───── DATA EXCERPTS ─────

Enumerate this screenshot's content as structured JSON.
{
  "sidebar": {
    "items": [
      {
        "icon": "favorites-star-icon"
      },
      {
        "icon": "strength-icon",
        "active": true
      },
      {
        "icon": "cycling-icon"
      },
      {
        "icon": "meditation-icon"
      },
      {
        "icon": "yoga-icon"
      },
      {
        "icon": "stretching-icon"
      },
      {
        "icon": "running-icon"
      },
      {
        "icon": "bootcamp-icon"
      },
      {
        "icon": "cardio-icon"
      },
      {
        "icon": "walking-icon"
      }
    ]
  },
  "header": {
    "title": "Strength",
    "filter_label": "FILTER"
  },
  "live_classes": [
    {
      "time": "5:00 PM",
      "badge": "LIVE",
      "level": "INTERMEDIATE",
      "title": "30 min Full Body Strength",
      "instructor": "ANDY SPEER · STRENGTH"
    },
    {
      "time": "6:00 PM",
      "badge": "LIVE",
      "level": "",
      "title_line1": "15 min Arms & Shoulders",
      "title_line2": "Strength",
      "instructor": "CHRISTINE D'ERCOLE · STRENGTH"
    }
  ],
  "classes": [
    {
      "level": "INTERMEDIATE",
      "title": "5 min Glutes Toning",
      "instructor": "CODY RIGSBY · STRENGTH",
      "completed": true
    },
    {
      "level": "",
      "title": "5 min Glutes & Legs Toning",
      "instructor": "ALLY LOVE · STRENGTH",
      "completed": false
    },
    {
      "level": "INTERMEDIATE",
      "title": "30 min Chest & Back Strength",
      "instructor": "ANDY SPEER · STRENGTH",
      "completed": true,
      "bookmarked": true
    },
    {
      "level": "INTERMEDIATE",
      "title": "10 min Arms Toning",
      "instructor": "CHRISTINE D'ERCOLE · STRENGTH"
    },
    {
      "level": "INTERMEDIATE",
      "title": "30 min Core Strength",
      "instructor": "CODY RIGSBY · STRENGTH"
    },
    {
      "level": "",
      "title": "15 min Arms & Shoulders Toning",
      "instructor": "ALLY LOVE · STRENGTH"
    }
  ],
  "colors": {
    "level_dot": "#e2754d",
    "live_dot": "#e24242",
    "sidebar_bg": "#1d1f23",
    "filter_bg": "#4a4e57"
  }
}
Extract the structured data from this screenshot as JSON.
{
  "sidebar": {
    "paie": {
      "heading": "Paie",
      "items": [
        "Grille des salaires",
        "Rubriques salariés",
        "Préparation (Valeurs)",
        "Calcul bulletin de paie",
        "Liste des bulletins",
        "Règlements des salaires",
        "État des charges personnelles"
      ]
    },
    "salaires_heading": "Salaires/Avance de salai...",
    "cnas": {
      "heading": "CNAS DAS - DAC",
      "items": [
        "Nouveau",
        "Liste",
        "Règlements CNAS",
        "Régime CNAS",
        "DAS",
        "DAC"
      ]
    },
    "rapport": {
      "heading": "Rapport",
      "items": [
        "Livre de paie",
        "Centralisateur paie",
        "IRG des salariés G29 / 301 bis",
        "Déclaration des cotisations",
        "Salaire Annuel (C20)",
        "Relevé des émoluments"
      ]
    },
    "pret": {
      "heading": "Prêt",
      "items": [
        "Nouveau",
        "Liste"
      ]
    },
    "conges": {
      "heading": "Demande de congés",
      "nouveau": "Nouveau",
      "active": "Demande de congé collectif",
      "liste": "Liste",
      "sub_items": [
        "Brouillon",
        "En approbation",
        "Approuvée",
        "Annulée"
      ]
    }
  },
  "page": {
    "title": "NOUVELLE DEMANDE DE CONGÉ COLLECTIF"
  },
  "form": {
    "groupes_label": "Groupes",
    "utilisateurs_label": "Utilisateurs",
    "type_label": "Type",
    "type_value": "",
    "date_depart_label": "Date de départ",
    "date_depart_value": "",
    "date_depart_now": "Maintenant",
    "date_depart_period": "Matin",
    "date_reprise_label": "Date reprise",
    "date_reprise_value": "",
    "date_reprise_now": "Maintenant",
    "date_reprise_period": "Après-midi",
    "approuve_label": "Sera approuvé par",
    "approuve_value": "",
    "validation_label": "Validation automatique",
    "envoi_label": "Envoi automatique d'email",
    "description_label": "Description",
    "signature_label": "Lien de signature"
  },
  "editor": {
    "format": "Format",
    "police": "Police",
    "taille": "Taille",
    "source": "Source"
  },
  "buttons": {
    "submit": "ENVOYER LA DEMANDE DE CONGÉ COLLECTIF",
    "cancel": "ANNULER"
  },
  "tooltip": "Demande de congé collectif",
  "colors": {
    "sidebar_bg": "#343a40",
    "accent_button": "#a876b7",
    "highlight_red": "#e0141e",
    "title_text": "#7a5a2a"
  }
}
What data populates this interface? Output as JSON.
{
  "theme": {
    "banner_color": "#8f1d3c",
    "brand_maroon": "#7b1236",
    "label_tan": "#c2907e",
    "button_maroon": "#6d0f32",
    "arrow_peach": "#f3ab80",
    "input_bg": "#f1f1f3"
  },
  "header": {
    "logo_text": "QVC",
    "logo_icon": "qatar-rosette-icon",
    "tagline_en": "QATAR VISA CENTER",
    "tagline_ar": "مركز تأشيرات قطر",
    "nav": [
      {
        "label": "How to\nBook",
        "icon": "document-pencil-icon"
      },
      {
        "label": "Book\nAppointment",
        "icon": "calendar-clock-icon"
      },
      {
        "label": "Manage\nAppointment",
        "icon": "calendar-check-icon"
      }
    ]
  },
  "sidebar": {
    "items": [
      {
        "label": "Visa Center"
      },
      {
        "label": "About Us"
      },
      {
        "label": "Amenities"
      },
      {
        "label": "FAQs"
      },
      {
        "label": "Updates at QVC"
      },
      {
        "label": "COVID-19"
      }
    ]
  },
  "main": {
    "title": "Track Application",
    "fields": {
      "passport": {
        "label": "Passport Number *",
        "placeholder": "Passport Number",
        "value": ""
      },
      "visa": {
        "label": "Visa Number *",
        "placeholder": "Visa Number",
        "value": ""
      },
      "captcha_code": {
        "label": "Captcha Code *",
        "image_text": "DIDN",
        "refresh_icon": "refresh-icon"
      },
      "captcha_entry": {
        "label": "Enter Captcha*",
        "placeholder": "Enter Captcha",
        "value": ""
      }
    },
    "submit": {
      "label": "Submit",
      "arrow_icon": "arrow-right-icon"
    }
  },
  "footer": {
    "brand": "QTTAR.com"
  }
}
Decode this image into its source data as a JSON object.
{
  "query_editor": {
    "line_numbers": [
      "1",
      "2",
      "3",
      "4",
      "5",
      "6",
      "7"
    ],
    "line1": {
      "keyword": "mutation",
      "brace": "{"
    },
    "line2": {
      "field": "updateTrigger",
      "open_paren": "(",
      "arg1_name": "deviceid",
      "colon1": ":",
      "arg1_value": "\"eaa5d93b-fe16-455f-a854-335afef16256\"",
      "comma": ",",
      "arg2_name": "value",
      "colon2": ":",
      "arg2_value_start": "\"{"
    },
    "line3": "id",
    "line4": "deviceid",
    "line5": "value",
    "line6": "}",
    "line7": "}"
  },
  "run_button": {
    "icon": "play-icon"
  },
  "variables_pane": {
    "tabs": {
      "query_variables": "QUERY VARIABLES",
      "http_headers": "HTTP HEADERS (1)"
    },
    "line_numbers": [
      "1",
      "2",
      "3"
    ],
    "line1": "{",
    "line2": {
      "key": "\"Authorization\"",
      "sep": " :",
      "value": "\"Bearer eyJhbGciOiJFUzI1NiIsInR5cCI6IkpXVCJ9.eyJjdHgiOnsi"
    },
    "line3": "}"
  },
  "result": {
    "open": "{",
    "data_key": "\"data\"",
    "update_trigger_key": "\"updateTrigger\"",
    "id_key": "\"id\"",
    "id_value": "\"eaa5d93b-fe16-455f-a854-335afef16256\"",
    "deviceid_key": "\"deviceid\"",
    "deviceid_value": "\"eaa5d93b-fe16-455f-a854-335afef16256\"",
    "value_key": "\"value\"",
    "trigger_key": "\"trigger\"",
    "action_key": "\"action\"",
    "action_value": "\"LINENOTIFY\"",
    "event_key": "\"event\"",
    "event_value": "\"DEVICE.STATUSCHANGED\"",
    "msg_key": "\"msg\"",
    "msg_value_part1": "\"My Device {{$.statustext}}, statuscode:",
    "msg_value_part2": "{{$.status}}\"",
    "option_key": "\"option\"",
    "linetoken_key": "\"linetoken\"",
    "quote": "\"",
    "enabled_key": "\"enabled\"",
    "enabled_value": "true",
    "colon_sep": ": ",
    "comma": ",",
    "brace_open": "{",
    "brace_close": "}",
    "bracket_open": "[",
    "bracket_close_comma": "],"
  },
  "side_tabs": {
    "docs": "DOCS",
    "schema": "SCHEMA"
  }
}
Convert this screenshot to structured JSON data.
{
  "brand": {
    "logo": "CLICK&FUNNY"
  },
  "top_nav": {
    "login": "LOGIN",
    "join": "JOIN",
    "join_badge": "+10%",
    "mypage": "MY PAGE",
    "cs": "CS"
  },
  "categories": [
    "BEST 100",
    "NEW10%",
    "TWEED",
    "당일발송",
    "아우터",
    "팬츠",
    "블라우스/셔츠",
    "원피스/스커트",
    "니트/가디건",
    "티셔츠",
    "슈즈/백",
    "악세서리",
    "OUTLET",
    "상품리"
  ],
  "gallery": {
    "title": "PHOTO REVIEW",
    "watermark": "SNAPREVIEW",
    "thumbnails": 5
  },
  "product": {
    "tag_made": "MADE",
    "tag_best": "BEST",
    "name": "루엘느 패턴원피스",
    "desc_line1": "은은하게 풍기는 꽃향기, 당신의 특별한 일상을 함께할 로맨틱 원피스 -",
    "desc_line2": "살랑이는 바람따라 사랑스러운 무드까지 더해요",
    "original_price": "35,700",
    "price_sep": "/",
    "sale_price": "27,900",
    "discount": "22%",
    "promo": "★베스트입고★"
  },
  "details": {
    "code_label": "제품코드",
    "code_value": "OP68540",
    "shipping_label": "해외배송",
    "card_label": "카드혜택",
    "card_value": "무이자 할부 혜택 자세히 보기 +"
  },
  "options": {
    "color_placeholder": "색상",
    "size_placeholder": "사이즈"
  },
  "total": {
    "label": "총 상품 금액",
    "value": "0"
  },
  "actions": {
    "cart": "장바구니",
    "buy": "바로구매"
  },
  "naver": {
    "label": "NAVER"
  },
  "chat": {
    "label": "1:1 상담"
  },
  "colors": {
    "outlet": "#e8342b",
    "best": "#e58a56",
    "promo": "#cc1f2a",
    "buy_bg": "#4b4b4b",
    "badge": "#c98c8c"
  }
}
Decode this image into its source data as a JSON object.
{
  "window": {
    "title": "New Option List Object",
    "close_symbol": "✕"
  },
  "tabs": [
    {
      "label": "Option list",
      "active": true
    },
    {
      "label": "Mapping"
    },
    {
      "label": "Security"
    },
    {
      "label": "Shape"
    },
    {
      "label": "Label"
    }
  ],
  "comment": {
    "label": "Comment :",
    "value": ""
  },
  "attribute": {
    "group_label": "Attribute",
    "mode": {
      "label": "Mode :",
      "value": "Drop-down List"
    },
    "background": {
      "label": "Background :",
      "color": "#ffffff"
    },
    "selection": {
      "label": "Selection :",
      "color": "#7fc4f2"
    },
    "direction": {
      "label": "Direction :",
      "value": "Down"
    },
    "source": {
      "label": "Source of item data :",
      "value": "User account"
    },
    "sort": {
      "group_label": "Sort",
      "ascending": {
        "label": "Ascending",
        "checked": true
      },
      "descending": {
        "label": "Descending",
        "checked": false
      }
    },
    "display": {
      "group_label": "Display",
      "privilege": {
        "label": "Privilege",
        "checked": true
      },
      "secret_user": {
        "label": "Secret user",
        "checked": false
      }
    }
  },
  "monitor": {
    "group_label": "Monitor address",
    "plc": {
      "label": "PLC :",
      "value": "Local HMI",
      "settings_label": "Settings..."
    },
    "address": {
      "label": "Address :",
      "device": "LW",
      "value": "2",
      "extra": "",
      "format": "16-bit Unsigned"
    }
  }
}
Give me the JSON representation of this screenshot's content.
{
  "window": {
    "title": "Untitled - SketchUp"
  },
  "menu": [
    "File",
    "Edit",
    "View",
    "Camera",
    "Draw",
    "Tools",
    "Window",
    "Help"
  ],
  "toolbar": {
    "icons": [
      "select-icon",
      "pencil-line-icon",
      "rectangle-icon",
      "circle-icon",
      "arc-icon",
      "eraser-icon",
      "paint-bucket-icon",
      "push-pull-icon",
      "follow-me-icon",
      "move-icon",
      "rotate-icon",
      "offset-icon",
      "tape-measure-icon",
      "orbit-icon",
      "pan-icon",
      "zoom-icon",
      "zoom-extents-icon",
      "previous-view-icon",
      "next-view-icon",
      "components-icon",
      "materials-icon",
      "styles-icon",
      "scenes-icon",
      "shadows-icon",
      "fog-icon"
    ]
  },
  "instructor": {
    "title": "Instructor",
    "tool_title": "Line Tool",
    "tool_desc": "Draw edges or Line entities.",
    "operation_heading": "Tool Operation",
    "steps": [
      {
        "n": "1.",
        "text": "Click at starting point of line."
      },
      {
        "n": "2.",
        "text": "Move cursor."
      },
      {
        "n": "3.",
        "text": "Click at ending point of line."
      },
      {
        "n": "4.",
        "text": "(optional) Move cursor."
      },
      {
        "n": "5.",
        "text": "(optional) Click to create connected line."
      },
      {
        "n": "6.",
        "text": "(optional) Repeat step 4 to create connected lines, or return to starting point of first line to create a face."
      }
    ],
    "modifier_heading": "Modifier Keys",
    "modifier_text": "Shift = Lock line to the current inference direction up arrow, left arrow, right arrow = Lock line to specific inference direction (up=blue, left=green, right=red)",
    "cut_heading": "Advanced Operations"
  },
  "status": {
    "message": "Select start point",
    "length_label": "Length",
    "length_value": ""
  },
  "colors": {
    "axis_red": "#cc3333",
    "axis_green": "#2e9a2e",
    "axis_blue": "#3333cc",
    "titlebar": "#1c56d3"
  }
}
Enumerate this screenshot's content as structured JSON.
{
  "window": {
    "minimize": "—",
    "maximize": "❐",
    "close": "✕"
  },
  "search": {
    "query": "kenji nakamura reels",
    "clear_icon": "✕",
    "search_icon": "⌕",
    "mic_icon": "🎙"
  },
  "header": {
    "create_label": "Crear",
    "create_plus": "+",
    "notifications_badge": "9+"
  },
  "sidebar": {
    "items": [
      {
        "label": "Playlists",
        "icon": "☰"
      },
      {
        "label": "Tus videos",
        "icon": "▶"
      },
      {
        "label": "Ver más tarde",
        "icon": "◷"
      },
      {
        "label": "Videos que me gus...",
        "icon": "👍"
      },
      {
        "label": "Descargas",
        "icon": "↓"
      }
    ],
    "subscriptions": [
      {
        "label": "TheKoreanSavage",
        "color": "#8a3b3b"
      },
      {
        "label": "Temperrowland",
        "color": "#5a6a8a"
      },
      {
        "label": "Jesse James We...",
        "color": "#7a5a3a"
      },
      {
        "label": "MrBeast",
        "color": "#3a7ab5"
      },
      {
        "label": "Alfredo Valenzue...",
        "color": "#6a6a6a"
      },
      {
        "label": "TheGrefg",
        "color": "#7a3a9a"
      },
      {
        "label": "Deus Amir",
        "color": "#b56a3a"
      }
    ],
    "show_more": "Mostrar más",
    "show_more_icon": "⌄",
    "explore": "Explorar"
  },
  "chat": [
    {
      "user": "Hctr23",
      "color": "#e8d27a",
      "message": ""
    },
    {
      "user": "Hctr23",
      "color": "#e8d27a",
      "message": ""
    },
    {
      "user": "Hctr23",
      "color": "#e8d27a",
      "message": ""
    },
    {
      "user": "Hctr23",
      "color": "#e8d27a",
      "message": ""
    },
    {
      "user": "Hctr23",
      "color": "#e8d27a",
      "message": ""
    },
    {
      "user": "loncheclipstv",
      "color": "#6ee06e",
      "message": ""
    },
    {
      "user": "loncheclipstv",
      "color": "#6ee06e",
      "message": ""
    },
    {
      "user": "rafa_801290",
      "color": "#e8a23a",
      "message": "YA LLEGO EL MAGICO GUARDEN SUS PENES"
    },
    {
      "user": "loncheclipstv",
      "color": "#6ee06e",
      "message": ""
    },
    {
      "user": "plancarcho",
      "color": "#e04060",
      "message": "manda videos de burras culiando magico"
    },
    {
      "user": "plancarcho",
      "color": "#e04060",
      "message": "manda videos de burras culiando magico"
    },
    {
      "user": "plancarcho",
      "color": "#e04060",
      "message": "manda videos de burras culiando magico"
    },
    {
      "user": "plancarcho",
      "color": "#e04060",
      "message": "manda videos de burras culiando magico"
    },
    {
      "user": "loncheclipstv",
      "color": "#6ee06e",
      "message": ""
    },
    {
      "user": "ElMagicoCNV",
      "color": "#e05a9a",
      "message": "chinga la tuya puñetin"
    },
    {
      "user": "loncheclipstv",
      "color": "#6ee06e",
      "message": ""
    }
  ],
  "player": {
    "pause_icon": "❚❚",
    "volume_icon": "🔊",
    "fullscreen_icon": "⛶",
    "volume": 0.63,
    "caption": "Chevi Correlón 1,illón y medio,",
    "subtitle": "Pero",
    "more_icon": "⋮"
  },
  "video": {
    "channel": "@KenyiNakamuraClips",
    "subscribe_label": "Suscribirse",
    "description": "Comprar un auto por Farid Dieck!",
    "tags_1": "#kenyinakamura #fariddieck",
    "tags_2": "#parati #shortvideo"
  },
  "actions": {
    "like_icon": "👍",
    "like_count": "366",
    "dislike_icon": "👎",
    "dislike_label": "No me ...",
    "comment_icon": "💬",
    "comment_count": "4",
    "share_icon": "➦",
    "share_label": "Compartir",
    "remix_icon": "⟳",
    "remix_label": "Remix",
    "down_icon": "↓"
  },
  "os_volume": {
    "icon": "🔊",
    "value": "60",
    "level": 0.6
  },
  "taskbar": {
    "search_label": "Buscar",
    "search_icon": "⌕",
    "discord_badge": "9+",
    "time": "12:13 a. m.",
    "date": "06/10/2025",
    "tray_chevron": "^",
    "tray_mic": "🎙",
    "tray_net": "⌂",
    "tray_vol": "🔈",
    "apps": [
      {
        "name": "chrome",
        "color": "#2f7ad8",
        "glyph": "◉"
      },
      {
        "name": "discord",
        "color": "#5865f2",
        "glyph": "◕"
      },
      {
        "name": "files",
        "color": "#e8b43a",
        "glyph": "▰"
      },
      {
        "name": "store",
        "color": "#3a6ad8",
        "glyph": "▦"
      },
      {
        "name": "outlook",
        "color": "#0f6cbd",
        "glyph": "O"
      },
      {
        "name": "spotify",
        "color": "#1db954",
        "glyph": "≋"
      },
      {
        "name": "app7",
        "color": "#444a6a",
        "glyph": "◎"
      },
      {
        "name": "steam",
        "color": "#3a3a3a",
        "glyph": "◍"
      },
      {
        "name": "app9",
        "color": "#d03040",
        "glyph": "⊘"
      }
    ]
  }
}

─────

• _DIRECTION_: All lines above with "format" in them should be returned.

• _ANSWER IN FULL_:
    "format": "Format",
      "format": "16-bit Unsigned"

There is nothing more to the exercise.